— BEGIN Materials provided —

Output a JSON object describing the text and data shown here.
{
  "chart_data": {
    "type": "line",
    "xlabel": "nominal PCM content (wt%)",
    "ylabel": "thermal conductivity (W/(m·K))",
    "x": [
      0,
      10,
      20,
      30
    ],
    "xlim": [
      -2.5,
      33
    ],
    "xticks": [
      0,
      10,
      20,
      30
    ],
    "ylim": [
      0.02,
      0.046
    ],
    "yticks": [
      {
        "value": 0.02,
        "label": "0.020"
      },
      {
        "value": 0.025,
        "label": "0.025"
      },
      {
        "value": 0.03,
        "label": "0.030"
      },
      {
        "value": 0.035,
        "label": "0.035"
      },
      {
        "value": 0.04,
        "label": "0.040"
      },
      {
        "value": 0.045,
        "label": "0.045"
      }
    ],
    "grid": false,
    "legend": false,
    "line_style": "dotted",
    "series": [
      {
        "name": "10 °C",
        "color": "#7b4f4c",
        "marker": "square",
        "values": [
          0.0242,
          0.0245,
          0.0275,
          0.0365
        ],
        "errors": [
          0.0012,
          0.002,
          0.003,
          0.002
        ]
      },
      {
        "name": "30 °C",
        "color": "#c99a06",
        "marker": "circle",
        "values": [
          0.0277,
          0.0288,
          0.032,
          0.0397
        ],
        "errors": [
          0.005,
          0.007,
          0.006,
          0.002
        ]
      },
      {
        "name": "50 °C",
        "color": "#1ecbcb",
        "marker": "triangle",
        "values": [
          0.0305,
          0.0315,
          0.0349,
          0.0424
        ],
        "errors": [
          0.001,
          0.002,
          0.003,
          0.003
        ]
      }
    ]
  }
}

— END Materials provided —

[Aim of the task]
Output the listing above without altering a single character.

[Exercise output]
Output a JSON object describing the text and data shown here.
{
  "chart_data": {
    "type": "line",
    "xlabel": "nominal PCM content (wt%)",
    "ylabel": "thermal conductivity (W/(m·K))",
    "x": [
      0,
      10,
      20,
      30
    ],
    "xlim": [
      -2.5,
      33
    ],
    "xticks": [
      0,
      10,
      20,
      30
    ],
    "ylim": [
      0.02,
      0.046
    ],
    "yticks": [
      {
        "value": 0.02,
        "label": "0.020"
      },
      {
        "value": 0.025,
        "label": "0.025"
      },
      {
        "value": 0.03,
        "label": "0.030"
      },
      {
        "value": 0.035,
        "label": "0.035"
      },
      {
        "value": 0.04,
        "label": "0.040"
      },
      {
        "value": 0.045,
        "label": "0.045"
      }
    ],
    "grid": false,
    "legend": false,
    "line_style": "dotted",
    "series": [
      {
        "name": "10 °C",
        "color": "#7b4f4c",
        "marker": "square",
        "values": [
          0.0242,
          0.0245,
          0.0275,
          0.0365
        ],
        "errors": [
          0.0012,
          0.002,
          0.003,
          0.002
        ]
      },
      {
        "name": "30 °C",
        "color": "#c99a06",
        "marker": "circle",
        "values": [
          0.0277,
          0.0288,
          0.032,
          0.0397
        ],
        "errors": [
          0.005,
          0.007,
          0.006,
          0.002
        ]
      },
      {
        "name": "50 °C",
        "color": "#1ecbcb",
        "marker": "triangle",
        "values": [
          0.0305,
          0.0315,
          0.0349,
          0.0424
        ],
        "errors": [
          0.001,
          0.002,
          0.003,
          0.003
        ]
      }
    ]
  }
}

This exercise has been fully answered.